# DATASET

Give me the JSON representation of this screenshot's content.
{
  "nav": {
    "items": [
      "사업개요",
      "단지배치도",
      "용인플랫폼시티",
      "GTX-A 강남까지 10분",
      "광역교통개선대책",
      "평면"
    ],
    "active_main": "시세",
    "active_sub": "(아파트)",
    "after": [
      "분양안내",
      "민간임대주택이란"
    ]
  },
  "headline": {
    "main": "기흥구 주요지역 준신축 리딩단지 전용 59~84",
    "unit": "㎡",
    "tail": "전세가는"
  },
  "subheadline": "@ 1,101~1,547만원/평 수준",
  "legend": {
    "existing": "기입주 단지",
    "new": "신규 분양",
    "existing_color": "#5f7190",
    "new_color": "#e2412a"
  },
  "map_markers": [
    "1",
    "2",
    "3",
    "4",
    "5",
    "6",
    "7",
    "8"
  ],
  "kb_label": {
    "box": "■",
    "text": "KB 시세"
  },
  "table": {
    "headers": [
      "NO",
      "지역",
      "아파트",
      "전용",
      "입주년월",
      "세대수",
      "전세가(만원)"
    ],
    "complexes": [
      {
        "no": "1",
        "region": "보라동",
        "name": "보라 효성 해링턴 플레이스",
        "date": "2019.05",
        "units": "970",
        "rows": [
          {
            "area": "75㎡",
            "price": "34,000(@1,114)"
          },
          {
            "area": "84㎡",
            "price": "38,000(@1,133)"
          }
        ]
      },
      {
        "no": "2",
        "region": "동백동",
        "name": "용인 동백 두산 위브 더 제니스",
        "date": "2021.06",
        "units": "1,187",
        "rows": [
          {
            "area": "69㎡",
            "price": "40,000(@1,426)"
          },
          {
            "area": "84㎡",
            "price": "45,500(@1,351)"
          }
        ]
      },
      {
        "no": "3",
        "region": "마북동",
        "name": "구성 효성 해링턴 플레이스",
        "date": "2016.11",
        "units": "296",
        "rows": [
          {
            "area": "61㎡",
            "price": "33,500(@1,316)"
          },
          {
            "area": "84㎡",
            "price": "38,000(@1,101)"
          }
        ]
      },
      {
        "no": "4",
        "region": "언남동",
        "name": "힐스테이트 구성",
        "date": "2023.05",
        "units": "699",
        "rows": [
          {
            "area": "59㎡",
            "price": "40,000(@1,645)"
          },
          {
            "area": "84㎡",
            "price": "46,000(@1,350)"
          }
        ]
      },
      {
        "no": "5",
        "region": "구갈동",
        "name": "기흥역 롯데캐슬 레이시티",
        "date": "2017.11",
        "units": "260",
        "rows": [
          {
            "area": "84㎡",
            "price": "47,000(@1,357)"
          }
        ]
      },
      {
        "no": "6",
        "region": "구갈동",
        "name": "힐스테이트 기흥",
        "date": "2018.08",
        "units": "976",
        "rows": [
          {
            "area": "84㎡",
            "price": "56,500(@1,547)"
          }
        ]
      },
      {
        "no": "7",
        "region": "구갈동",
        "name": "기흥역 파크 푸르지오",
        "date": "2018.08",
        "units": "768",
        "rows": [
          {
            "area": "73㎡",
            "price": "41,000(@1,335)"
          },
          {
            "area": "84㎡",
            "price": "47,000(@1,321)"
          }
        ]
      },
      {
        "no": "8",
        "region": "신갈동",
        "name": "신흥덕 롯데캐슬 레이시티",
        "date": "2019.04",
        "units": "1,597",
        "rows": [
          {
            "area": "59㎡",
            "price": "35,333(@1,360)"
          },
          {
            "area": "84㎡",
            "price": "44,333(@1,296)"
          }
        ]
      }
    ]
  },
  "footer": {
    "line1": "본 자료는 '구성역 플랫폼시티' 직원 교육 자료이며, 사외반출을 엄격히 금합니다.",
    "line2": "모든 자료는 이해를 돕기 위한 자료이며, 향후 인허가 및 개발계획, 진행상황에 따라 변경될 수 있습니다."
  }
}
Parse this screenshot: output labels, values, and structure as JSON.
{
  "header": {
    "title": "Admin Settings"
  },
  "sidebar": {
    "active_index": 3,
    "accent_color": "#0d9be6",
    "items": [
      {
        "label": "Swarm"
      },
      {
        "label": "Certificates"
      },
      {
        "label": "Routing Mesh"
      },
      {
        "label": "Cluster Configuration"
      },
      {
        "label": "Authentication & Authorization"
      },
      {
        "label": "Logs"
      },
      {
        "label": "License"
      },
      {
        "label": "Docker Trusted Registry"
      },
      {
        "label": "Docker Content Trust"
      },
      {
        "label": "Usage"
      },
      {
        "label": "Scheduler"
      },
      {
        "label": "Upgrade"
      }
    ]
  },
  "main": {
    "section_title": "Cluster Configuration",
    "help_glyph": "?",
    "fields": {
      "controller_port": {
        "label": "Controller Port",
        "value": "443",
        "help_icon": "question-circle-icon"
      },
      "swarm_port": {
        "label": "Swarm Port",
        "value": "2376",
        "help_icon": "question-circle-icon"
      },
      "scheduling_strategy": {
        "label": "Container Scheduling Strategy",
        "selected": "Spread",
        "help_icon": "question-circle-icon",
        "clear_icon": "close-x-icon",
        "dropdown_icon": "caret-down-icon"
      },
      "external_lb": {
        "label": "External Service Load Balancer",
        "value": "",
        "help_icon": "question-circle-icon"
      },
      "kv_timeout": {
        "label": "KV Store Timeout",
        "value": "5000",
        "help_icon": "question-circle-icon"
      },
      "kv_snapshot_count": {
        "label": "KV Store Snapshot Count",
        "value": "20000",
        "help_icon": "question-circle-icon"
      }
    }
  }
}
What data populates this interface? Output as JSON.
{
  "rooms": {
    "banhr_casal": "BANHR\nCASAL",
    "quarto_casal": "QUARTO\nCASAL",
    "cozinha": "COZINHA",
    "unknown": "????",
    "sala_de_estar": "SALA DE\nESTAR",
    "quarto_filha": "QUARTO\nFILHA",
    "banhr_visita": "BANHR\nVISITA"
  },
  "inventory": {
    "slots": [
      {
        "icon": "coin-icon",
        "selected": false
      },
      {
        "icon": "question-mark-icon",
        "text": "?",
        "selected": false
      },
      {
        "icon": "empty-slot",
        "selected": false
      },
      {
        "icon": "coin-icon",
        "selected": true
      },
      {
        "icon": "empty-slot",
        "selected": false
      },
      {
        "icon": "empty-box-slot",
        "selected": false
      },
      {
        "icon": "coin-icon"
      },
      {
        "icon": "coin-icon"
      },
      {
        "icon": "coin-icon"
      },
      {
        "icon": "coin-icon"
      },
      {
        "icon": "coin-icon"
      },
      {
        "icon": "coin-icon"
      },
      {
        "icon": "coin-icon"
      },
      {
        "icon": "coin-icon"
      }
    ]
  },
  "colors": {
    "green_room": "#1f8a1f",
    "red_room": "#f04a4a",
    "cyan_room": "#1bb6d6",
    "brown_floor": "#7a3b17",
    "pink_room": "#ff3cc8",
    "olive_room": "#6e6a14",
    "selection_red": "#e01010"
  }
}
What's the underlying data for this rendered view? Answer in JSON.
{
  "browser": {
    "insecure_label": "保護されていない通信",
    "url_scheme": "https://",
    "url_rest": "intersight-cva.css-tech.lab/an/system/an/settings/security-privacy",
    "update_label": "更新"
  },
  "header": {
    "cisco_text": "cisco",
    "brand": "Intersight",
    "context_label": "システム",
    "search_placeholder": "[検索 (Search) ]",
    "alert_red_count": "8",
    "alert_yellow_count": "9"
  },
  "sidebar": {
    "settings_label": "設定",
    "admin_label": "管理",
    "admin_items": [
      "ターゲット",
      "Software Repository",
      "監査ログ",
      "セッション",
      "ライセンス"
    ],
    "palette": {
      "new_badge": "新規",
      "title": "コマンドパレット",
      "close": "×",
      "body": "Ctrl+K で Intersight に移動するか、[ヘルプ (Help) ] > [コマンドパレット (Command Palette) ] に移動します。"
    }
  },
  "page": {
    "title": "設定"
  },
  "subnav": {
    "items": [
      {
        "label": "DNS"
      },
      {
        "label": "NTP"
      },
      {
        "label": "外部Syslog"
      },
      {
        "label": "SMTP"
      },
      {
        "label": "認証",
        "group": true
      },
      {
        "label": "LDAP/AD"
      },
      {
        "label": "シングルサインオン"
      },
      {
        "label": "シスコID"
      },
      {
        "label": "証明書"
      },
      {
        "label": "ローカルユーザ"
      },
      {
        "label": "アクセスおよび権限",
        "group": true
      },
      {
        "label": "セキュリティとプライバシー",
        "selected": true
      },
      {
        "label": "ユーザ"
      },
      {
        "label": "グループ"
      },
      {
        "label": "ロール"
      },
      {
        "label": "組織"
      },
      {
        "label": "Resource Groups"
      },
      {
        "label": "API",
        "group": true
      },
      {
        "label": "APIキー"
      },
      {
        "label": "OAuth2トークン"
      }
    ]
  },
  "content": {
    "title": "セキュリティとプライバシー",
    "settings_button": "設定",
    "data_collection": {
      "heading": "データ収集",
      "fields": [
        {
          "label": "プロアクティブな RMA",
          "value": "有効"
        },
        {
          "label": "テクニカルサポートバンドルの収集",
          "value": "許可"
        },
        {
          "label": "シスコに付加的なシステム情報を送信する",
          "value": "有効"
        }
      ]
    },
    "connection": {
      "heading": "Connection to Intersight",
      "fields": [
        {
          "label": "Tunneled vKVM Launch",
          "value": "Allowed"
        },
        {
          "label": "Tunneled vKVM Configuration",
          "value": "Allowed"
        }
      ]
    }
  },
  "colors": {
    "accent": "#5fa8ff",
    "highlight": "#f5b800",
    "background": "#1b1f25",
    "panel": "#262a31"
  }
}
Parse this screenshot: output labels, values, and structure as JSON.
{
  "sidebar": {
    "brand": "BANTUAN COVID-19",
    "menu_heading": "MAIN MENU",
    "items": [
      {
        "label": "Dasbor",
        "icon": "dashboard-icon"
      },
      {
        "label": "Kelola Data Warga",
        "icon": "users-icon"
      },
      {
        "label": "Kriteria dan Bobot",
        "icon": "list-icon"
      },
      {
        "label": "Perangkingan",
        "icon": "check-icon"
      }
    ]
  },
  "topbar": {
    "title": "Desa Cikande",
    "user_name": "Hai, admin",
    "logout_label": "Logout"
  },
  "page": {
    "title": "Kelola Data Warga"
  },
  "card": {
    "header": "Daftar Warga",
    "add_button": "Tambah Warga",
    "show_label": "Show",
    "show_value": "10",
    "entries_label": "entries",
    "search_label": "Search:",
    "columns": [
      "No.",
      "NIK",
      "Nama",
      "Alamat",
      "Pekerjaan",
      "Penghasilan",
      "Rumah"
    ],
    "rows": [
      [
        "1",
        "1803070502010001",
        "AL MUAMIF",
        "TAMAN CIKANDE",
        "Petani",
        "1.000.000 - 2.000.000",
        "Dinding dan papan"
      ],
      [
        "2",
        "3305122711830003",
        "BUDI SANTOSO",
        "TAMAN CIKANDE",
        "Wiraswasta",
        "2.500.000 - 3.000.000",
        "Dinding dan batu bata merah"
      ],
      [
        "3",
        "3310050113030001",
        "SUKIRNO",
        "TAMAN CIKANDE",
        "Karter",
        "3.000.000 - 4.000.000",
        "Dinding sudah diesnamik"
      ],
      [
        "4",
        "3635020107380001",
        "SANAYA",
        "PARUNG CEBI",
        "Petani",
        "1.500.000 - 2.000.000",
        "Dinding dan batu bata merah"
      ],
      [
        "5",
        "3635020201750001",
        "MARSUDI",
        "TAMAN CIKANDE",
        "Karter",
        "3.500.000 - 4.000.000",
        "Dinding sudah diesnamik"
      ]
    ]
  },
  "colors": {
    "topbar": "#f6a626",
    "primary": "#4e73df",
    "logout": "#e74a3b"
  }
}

# TASK DESCRIPTION
Copy out each line of the listing that holds "플레이스".

# RESULT FOR THIS EXERCISE
        "name": "보라 효성 해링턴 플레이스",
        "name": "구성 효성 해링턴 플레이스",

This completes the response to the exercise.